*Work required:*
Output a single figure: the number of lines in which the word "text" appears.

[Saved entries]
==*==
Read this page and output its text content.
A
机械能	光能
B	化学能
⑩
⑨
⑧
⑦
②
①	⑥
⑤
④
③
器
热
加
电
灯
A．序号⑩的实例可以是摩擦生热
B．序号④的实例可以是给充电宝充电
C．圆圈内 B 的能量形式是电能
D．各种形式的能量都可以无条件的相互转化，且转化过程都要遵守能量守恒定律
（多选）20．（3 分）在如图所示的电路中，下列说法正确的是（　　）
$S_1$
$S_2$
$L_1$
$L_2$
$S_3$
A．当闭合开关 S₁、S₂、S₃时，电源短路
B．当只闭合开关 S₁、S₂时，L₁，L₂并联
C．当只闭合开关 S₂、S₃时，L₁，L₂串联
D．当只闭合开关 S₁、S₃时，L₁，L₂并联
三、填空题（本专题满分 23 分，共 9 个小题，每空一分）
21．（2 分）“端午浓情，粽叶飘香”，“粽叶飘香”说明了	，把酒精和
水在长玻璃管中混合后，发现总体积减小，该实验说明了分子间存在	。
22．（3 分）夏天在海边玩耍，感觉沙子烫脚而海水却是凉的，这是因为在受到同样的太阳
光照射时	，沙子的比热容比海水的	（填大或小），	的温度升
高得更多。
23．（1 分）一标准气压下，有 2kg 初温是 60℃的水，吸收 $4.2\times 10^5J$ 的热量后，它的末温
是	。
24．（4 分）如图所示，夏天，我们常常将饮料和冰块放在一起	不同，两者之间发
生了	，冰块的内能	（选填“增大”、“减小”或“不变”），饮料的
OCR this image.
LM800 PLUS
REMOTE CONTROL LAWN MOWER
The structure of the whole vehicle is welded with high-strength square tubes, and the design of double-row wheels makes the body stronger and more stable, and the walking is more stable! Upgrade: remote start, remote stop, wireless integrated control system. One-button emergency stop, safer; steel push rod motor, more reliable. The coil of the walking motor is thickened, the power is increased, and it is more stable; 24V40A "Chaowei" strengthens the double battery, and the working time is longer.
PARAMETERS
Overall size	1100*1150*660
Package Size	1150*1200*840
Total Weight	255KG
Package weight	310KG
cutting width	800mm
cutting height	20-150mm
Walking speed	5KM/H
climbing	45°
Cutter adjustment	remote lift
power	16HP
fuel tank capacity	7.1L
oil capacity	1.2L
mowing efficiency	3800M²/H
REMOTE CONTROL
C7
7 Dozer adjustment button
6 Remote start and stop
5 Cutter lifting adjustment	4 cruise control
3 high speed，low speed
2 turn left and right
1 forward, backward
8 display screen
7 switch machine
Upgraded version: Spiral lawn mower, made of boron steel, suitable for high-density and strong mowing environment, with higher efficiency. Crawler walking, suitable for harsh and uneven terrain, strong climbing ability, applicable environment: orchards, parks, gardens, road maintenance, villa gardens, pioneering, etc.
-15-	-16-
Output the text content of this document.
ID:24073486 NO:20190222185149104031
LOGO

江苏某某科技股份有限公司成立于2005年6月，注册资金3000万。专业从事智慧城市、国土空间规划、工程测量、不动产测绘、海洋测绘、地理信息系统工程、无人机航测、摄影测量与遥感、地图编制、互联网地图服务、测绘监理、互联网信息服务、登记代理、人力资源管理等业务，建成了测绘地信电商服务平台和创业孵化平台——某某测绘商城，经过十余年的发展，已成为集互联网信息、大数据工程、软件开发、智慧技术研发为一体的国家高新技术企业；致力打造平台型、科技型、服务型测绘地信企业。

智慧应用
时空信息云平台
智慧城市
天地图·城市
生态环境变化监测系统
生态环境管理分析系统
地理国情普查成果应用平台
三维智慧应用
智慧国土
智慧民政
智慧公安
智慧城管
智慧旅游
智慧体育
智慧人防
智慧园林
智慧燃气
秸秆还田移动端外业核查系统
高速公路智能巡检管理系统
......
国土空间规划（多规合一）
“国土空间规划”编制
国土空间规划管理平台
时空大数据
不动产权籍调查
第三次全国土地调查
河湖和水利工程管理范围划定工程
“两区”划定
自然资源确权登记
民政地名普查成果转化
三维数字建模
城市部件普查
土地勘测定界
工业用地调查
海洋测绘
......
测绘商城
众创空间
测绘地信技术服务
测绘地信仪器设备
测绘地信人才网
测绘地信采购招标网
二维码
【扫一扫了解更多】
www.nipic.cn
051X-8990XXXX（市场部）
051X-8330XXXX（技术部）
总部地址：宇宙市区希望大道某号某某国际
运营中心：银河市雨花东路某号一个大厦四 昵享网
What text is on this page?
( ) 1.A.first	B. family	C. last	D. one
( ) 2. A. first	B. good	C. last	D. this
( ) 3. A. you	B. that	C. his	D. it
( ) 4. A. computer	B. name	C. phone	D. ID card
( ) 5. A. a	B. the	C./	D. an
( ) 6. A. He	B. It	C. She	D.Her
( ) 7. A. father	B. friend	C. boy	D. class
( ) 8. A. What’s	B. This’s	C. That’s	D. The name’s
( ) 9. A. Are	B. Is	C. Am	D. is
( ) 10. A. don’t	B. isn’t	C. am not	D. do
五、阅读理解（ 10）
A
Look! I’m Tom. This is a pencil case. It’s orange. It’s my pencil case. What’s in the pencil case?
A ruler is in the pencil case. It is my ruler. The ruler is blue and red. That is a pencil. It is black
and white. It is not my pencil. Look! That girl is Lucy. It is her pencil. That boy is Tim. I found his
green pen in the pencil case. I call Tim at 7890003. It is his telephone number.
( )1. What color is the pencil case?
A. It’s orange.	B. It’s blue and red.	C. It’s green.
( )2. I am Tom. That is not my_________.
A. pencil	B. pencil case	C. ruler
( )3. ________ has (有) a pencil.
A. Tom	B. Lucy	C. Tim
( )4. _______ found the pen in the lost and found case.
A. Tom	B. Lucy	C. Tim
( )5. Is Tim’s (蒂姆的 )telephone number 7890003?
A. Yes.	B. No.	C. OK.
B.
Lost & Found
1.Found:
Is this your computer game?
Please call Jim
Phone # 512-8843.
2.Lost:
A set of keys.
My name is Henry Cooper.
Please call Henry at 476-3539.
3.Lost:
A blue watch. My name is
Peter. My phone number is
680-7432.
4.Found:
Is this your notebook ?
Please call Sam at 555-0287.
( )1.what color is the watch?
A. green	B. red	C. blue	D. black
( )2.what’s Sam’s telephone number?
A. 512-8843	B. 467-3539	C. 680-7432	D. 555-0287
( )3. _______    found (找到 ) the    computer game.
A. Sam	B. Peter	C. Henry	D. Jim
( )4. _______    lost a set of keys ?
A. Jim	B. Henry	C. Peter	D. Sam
==*==
*Task solution:*
3